> Work to do
Find every line in the records below that holds the word "систему", and copy it out.

[Stored entries]
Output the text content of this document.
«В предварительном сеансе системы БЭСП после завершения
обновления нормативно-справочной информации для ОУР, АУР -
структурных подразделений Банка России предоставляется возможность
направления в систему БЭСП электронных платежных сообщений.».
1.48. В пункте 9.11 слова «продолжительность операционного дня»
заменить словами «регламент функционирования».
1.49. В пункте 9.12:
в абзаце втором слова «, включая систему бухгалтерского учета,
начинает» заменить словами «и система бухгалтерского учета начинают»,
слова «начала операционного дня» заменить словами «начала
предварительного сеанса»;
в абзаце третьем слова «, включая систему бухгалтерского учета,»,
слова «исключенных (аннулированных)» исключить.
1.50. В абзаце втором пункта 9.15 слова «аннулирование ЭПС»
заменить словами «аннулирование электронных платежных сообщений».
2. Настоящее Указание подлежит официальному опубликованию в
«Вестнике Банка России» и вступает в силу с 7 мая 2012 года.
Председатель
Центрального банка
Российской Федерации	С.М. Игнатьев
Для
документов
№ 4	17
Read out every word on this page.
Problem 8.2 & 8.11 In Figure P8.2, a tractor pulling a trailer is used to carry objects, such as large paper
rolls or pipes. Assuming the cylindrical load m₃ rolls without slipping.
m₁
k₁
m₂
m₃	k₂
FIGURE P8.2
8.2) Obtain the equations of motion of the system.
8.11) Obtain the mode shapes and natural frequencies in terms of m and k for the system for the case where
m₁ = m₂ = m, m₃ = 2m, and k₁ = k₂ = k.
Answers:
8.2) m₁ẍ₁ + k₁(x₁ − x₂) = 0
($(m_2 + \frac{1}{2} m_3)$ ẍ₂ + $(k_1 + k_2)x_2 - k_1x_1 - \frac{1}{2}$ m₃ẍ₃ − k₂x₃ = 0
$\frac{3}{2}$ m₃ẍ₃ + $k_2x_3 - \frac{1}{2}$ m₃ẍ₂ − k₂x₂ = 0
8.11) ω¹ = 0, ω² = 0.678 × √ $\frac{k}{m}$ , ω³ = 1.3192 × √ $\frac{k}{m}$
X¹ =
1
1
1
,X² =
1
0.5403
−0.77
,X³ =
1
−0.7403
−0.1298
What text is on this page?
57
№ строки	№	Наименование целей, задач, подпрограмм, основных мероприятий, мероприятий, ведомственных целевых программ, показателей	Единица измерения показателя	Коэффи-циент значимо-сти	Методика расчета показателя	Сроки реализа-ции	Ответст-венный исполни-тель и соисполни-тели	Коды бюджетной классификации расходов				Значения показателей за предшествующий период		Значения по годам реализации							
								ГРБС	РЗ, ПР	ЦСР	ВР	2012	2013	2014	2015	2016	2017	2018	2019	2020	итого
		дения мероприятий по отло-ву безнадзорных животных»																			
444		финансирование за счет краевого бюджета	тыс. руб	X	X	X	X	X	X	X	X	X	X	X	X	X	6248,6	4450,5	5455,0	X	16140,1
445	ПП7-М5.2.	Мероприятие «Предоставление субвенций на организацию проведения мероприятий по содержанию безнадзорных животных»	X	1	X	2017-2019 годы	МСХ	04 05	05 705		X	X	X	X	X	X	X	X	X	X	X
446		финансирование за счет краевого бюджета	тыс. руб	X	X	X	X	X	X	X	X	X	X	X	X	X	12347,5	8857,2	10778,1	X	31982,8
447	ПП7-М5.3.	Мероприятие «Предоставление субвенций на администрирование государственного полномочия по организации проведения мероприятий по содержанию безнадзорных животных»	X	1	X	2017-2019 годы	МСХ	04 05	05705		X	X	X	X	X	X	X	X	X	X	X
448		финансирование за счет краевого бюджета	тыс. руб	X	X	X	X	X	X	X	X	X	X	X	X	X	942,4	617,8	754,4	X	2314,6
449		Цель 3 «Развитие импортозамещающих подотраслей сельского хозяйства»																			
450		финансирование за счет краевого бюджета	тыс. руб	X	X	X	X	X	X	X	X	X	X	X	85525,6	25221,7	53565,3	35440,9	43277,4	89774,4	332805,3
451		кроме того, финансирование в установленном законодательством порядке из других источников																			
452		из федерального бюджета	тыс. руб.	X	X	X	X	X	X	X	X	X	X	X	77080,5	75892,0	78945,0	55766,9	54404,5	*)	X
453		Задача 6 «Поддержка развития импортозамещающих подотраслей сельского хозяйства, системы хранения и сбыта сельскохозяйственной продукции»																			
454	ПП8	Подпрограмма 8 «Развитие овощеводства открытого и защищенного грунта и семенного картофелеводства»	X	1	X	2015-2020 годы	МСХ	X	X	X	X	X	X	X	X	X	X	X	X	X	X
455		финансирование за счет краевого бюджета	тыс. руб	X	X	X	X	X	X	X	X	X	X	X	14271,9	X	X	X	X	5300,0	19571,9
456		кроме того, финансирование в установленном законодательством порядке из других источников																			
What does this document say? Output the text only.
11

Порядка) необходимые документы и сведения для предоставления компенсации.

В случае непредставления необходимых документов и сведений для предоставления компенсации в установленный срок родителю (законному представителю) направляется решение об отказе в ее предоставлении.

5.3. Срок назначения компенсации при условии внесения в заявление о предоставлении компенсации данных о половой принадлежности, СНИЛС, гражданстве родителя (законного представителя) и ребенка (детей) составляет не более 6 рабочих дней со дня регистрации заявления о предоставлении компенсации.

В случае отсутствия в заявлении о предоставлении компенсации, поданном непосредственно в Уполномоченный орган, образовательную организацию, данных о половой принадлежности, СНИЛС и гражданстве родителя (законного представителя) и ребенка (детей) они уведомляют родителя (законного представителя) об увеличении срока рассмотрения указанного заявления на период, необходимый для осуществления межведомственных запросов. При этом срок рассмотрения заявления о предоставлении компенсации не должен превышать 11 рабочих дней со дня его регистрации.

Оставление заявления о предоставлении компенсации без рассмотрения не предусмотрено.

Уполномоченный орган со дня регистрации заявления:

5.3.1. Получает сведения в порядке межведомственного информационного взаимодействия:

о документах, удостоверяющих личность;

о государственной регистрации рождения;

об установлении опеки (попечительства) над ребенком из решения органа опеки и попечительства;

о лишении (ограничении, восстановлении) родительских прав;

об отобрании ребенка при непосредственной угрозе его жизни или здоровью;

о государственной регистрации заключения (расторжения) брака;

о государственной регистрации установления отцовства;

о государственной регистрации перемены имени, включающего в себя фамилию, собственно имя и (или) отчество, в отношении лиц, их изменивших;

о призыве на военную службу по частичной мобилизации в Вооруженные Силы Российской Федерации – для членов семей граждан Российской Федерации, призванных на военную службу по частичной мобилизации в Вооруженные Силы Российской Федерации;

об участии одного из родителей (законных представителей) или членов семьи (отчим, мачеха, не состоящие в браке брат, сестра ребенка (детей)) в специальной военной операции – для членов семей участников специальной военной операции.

> Exercise response
направления в систему БЭСП электронных платежных сообщений.».
в абзаце втором слова «, включая систему бухгалтерского учета,
в абзаце третьем слова «, включая систему бухгалтерского учета,»,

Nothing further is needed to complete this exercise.